Hernoem in alle onderstaande regels "trend-line" tot "trendlijn" en laat de rest ongewijzigd. Neem de afbeeldingen niet op in je antwoord.

_ _ _ _ _ _ _

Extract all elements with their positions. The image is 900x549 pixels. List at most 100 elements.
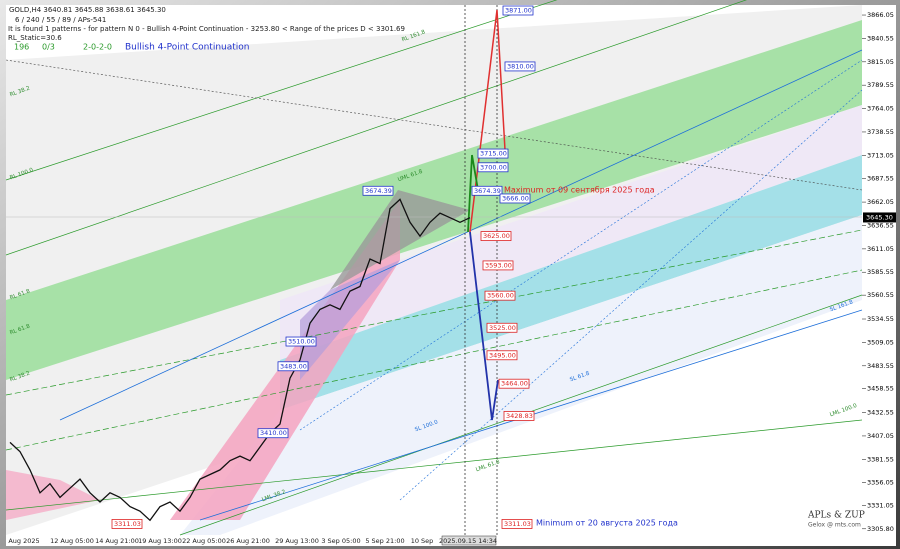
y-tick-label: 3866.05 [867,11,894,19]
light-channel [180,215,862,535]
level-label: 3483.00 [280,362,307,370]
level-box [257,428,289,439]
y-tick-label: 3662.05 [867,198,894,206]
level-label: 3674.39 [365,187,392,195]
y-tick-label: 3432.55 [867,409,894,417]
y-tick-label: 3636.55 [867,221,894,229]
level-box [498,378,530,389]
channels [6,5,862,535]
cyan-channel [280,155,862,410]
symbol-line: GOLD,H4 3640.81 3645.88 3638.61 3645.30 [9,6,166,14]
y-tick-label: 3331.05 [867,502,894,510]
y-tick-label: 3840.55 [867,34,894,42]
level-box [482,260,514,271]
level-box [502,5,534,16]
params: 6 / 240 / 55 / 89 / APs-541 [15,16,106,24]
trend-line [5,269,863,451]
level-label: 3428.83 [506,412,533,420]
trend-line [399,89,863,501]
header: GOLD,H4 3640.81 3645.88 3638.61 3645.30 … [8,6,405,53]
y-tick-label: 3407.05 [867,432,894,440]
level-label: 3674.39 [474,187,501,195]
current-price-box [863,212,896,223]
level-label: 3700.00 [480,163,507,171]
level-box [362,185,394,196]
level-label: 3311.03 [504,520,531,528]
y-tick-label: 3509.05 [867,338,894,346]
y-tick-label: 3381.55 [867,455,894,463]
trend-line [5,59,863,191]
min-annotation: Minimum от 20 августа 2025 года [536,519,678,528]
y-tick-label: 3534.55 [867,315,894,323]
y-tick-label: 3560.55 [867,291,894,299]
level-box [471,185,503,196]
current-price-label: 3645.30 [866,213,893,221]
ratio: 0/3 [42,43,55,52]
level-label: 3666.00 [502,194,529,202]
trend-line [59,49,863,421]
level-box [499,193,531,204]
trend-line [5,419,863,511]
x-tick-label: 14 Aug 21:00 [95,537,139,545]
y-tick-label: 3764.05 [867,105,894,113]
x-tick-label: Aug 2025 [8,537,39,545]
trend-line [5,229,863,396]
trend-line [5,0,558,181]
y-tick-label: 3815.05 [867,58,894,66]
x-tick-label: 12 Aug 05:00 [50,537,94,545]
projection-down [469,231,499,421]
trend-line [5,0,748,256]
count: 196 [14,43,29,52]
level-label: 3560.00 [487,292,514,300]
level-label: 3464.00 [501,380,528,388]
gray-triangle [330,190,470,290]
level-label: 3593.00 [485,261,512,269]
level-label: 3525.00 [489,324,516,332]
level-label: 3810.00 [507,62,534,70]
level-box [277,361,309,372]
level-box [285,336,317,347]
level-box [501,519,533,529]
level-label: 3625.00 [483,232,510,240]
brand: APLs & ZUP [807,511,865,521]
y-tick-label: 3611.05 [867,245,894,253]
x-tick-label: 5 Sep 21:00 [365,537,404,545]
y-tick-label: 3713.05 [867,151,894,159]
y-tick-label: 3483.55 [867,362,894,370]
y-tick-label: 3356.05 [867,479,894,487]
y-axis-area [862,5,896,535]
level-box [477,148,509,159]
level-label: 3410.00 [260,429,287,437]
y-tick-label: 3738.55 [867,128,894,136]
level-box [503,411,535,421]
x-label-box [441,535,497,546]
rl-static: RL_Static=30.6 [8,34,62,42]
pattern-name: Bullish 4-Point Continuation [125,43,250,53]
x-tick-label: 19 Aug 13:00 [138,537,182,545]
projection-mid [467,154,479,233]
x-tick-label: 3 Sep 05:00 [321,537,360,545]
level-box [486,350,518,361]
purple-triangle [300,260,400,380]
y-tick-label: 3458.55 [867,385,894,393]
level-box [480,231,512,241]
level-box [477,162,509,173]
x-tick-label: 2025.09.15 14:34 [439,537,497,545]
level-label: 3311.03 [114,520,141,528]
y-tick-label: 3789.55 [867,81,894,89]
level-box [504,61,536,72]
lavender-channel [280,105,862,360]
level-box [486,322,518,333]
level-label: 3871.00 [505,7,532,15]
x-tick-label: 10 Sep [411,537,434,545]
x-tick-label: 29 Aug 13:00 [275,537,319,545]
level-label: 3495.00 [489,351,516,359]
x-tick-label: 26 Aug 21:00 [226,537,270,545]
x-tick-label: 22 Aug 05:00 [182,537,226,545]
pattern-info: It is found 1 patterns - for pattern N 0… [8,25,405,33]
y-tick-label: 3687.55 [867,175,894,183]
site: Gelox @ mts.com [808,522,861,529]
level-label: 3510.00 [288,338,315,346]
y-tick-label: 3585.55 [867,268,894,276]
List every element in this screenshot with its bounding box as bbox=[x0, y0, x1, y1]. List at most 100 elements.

_ _ _ _ _ _ _

» ANTWOORD:
Extract all elements with their positions. The image is 900x549 pixels. List at most 100 elements.
y-tick-label: 3866.05 [867,11,894,19]
light-channel [180,215,862,535]
level-label: 3483.00 [280,362,307,370]
level-box [257,428,289,439]
y-tick-label: 3662.05 [867,198,894,206]
level-label: 3674.39 [365,187,392,195]
y-tick-label: 3432.55 [867,409,894,417]
y-tick-label: 3636.55 [867,221,894,229]
level-box [498,378,530,389]
channels [6,5,862,535]
cyan-channel [280,155,862,410]
symbol-line: GOLD,H4 3640.81 3645.88 3638.61 3645.30 [9,6,166,14]
y-tick-label: 3331.05 [867,502,894,510]
y-tick-label: 3840.55 [867,34,894,42]
level-box [482,260,514,271]
level-box [502,5,534,16]
params: 6 / 240 / 55 / 89 / APs-541 [15,16,106,24]
trendlijn [5,269,863,451]
level-label: 3428.83 [506,412,533,420]
trendlijn [399,89,863,501]
header: GOLD,H4 3640.81 3645.88 3638.61 3645.30 … [8,6,405,53]
y-tick-label: 3407.05 [867,432,894,440]
level-label: 3674.39 [474,187,501,195]
current-price-box [863,212,896,223]
level-label: 3700.00 [480,163,507,171]
level-box [362,185,394,196]
level-label: 3311.03 [504,520,531,528]
y-tick-label: 3509.05 [867,338,894,346]
y-tick-label: 3381.55 [867,455,894,463]
trendlijn [5,59,863,191]
min-annotation: Minimum от 20 августа 2025 года [536,519,678,528]
y-tick-label: 3534.55 [867,315,894,323]
y-tick-label: 3560.55 [867,291,894,299]
level-box [471,185,503,196]
current-price-label: 3645.30 [866,213,893,221]
ratio: 0/3 [42,43,55,52]
level-label: 3666.00 [502,194,529,202]
trendlijn [59,49,863,421]
level-box [499,193,531,204]
trendlijn [5,419,863,511]
x-tick-label: 14 Aug 21:00 [95,537,139,545]
y-tick-label: 3764.05 [867,105,894,113]
x-tick-label: Aug 2025 [8,537,39,545]
trendlijn [5,229,863,396]
trendlijn [5,0,558,181]
y-tick-label: 3815.05 [867,58,894,66]
x-tick-label: 12 Aug 05:00 [50,537,94,545]
projection-down [469,231,499,421]
trendlijn [5,0,748,256]
count: 196 [14,43,29,52]
level-label: 3560.00 [487,292,514,300]
level-label: 3464.00 [501,380,528,388]
gray-triangle [330,190,470,290]
level-label: 3593.00 [485,261,512,269]
level-label: 3525.00 [489,324,516,332]
level-label: 3810.00 [507,62,534,70]
level-box [277,361,309,372]
level-box [285,336,317,347]
level-box [501,519,533,529]
level-label: 3625.00 [483,232,510,240]
brand: APLs & ZUP [807,511,865,521]
y-tick-label: 3611.05 [867,245,894,253]
x-tick-label: 5 Sep 21:00 [365,537,404,545]
y-tick-label: 3713.05 [867,151,894,159]
y-tick-label: 3483.55 [867,362,894,370]
y-tick-label: 3356.05 [867,479,894,487]
y-axis-area [862,5,896,535]
level-box [477,148,509,159]
level-label: 3410.00 [260,429,287,437]
y-tick-label: 3738.55 [867,128,894,136]
level-box [503,411,535,421]
x-label-box [441,535,497,546]
rl-static: RL_Static=30.6 [8,34,62,42]
pattern-name: Bullish 4-Point Continuation [125,43,250,53]
x-tick-label: 19 Aug 13:00 [138,537,182,545]
projection-mid [467,154,479,233]
x-tick-label: 3 Sep 05:00 [321,537,360,545]
level-box [486,350,518,361]
purple-triangle [300,260,400,380]
y-tick-label: 3458.55 [867,385,894,393]
level-box [480,231,512,241]
level-box [477,162,509,173]
x-tick-label: 2025.09.15 14:34 [439,537,497,545]
level-label: 3311.03 [114,520,141,528]
y-tick-label: 3789.55 [867,81,894,89]
level-box [504,61,536,72]
lavender-channel [280,105,862,360]
level-box [486,322,518,333]
level-label: 3871.00 [505,7,532,15]
x-tick-label: 10 Sep [411,537,434,545]
x-tick-label: 29 Aug 13:00 [275,537,319,545]
level-label: 3495.00 [489,351,516,359]
x-tick-label: 26 Aug 21:00 [226,537,270,545]
x-tick-label: 22 Aug 05:00 [182,537,226,545]
pattern-info: It is found 1 patterns - for pattern N 0… [8,25,405,33]
y-tick-label: 3687.55 [867,175,894,183]
site: Gelox @ mts.com [808,522,861,529]
level-label: 3510.00 [288,338,315,346]
y-tick-label: 3585.55 [867,268,894,276]
List every element in this screenshot with its bounding box as bbox=[x0, y0, x1, y1]. List at most 100 elements.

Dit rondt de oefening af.